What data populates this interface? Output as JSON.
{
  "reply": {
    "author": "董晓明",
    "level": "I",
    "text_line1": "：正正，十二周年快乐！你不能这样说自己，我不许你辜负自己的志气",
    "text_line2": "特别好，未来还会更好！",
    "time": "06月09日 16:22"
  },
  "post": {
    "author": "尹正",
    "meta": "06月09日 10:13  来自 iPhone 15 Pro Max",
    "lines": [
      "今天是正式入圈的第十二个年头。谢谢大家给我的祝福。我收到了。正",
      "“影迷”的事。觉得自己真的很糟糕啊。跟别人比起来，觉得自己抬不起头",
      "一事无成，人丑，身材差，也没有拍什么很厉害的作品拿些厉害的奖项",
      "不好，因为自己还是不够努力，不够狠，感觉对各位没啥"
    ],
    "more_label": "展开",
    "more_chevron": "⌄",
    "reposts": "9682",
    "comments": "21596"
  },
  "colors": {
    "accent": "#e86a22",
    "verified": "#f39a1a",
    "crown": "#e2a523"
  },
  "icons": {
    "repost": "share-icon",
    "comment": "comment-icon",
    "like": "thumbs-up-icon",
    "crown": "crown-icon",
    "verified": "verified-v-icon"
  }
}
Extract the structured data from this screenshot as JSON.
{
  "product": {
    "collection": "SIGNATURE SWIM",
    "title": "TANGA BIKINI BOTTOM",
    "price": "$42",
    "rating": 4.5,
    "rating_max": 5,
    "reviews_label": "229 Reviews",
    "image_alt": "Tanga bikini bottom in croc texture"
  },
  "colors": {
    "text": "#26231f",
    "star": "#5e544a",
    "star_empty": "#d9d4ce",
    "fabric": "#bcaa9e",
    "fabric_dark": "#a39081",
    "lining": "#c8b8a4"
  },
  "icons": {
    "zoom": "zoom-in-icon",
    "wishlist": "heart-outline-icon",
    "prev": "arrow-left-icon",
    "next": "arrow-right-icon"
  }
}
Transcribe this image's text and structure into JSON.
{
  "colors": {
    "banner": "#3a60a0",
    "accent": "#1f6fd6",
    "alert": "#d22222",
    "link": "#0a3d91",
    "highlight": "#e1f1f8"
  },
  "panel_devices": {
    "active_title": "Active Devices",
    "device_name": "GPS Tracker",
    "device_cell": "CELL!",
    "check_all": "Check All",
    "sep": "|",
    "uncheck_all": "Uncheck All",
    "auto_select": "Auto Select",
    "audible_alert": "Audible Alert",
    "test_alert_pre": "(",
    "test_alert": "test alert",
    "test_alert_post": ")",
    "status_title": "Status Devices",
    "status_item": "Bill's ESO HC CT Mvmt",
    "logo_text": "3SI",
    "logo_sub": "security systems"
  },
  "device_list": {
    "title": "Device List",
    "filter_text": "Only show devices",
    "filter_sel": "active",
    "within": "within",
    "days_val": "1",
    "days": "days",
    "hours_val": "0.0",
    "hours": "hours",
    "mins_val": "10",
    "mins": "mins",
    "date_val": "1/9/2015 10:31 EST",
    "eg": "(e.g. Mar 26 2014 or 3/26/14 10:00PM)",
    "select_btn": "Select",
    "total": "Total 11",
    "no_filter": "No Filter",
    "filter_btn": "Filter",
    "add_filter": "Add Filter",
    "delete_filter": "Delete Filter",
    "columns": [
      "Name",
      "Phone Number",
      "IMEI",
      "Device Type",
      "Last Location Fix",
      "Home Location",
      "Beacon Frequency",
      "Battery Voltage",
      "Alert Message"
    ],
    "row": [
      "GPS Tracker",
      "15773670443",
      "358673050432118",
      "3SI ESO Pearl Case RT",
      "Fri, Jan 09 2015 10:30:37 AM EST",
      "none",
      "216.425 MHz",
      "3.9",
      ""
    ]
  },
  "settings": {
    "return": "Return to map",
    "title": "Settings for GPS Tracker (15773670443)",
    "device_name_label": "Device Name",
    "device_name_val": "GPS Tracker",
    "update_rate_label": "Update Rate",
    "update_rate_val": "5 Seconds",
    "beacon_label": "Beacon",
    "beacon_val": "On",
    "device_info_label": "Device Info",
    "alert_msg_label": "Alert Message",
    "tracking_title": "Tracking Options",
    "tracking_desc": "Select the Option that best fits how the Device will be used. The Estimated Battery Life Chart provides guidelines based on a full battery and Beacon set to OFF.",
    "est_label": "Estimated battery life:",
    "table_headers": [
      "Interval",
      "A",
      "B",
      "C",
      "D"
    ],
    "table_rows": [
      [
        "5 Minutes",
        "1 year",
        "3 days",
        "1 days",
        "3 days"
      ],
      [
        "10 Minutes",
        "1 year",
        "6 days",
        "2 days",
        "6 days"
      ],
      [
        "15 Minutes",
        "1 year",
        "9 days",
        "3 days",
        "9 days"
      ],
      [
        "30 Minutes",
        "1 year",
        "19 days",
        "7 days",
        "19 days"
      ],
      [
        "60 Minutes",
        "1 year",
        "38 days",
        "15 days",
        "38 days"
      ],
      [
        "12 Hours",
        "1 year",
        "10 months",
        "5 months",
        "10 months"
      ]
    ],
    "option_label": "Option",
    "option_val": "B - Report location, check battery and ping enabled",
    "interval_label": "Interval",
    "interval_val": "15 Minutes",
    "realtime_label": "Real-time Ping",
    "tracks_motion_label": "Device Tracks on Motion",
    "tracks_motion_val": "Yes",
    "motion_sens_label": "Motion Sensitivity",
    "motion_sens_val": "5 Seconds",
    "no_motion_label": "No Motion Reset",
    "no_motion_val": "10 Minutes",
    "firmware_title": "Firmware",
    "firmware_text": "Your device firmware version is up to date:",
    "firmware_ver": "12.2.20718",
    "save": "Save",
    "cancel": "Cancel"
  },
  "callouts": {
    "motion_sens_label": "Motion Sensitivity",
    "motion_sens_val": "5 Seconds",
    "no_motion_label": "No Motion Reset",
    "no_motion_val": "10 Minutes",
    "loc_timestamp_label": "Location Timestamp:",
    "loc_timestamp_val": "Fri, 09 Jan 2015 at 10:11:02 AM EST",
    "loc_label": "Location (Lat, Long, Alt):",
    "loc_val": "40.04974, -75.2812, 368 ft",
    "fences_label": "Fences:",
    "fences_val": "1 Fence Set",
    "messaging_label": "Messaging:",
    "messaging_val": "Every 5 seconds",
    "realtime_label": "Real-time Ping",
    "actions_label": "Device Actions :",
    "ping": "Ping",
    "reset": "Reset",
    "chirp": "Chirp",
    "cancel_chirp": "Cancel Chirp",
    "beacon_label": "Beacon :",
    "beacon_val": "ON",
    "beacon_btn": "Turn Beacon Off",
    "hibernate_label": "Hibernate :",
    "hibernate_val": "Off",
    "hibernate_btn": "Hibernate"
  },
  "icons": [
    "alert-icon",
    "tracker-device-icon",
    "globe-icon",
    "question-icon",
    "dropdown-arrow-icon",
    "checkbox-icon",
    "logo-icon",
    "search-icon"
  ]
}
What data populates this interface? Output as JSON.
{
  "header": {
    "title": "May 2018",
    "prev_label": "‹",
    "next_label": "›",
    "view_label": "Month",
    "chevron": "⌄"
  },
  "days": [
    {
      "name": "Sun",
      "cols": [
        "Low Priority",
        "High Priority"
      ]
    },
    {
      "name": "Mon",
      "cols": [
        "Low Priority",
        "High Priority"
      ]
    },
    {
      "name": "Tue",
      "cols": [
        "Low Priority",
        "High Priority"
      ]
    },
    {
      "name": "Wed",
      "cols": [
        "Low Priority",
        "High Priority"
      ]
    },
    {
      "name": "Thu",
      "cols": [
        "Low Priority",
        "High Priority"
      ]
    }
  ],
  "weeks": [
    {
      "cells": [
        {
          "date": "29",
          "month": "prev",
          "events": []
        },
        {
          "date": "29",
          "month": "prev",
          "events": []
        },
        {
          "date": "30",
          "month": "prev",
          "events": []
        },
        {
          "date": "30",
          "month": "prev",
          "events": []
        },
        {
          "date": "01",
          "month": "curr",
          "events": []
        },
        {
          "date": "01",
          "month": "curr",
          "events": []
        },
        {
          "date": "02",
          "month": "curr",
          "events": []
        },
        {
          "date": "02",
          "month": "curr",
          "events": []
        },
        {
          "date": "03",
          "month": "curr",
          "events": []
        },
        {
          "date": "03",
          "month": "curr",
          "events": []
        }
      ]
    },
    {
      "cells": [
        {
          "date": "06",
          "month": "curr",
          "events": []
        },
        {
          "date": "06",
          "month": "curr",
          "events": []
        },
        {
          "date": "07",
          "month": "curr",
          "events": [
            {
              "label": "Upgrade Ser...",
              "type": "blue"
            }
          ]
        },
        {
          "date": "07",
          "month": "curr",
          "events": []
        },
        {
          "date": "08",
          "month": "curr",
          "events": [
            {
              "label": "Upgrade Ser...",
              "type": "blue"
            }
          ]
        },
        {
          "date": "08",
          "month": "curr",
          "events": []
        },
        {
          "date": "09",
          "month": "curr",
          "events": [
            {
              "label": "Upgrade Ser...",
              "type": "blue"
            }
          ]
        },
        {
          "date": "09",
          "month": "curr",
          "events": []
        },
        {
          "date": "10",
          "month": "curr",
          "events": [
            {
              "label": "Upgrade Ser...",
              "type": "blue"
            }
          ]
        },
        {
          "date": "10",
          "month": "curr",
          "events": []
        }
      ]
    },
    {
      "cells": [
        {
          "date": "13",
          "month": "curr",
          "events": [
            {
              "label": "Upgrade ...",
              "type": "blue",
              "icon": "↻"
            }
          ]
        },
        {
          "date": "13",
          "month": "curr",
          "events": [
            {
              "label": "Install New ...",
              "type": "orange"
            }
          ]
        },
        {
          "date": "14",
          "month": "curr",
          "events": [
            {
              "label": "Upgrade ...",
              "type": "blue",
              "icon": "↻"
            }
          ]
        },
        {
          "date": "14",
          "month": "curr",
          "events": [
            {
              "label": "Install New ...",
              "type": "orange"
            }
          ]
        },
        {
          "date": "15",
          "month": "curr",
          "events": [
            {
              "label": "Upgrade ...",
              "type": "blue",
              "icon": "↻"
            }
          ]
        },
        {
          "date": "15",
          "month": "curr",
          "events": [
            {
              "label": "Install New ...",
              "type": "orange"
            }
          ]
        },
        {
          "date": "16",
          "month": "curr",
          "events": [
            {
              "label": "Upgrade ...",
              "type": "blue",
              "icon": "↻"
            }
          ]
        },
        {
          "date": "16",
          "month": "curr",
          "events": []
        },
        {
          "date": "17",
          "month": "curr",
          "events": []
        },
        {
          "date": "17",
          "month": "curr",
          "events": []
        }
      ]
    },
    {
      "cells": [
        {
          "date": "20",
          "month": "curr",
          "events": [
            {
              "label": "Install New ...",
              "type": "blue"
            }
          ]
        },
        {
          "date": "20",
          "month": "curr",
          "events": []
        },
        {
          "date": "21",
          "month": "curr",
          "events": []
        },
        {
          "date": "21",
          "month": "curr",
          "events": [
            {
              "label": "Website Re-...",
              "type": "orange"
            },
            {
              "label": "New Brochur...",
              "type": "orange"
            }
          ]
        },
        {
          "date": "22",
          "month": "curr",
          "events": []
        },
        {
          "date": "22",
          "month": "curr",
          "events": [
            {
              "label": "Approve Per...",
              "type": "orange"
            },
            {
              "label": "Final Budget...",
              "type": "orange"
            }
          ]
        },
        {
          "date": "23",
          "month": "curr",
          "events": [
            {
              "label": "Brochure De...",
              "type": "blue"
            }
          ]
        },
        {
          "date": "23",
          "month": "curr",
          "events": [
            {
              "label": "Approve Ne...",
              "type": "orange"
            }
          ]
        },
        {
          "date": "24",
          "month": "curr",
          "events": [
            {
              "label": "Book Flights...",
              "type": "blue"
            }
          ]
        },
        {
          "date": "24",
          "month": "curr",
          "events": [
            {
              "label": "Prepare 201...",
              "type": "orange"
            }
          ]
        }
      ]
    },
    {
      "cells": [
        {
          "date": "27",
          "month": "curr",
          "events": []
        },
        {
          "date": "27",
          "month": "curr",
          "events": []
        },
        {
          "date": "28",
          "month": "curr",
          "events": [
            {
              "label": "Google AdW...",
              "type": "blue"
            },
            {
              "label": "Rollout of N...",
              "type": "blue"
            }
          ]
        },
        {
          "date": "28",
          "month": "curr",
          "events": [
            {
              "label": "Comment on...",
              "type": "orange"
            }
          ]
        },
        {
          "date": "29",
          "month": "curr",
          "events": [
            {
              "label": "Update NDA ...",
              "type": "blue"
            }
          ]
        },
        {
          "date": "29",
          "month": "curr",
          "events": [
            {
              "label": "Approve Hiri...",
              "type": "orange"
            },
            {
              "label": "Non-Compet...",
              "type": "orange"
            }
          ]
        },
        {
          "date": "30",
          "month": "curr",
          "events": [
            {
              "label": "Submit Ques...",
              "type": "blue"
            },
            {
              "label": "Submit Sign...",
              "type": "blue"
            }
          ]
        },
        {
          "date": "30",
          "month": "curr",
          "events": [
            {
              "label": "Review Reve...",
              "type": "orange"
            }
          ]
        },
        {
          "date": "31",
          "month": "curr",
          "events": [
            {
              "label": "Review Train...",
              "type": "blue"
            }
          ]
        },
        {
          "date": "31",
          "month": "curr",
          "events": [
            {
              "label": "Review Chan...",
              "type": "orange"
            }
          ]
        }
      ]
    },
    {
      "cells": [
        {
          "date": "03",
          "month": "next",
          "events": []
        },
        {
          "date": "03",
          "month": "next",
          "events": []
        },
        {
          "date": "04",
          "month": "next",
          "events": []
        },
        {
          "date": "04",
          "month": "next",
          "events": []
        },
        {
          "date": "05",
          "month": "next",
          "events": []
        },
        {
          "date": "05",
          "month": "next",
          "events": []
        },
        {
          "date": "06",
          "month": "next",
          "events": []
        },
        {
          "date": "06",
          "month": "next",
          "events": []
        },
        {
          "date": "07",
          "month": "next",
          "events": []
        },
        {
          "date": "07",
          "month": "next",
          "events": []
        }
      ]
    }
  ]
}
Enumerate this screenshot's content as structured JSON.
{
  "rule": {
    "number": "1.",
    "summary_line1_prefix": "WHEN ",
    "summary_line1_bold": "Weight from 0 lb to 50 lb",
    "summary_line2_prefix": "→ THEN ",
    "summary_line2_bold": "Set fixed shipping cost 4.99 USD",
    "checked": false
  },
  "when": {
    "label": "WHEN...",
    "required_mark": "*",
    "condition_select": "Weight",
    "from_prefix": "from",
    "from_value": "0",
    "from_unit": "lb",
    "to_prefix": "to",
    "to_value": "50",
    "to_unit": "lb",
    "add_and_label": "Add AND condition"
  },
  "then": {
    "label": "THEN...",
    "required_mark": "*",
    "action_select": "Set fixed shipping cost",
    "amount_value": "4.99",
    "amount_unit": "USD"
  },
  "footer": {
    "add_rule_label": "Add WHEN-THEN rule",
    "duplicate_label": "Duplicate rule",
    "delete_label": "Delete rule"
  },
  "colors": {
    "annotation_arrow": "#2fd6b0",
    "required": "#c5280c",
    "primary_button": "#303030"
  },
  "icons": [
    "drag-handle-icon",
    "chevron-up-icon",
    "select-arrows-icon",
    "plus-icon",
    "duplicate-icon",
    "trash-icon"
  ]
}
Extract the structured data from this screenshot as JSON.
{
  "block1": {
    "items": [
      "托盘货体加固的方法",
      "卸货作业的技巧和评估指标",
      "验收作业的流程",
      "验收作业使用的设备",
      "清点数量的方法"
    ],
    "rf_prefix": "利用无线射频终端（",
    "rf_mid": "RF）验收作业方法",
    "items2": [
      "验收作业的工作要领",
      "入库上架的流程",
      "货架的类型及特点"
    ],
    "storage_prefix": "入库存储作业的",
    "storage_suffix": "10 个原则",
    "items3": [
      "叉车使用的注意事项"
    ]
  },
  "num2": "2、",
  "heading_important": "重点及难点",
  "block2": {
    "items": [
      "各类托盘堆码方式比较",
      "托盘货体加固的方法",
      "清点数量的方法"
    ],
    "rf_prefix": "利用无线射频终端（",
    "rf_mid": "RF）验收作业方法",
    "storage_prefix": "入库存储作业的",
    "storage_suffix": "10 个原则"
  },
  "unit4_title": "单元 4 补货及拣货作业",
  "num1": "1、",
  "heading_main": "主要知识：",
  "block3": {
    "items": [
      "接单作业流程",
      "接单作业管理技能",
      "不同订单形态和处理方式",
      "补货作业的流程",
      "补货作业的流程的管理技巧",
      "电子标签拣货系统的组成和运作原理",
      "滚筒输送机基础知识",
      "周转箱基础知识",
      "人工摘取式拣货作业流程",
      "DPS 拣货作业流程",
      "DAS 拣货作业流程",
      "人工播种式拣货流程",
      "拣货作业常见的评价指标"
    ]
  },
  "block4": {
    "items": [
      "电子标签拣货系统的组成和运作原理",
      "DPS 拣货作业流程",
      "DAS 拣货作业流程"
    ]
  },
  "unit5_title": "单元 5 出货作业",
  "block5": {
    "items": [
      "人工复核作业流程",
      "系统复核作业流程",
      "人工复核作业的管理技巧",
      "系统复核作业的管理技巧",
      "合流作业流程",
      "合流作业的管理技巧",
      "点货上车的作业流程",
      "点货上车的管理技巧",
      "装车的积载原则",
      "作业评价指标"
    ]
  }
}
————————
**Challenge**
Go through the material and select each line with the string "verified" in it.

**Exercise result**
    "verified": "#f39a1a",
    "verified": "verified-v-icon"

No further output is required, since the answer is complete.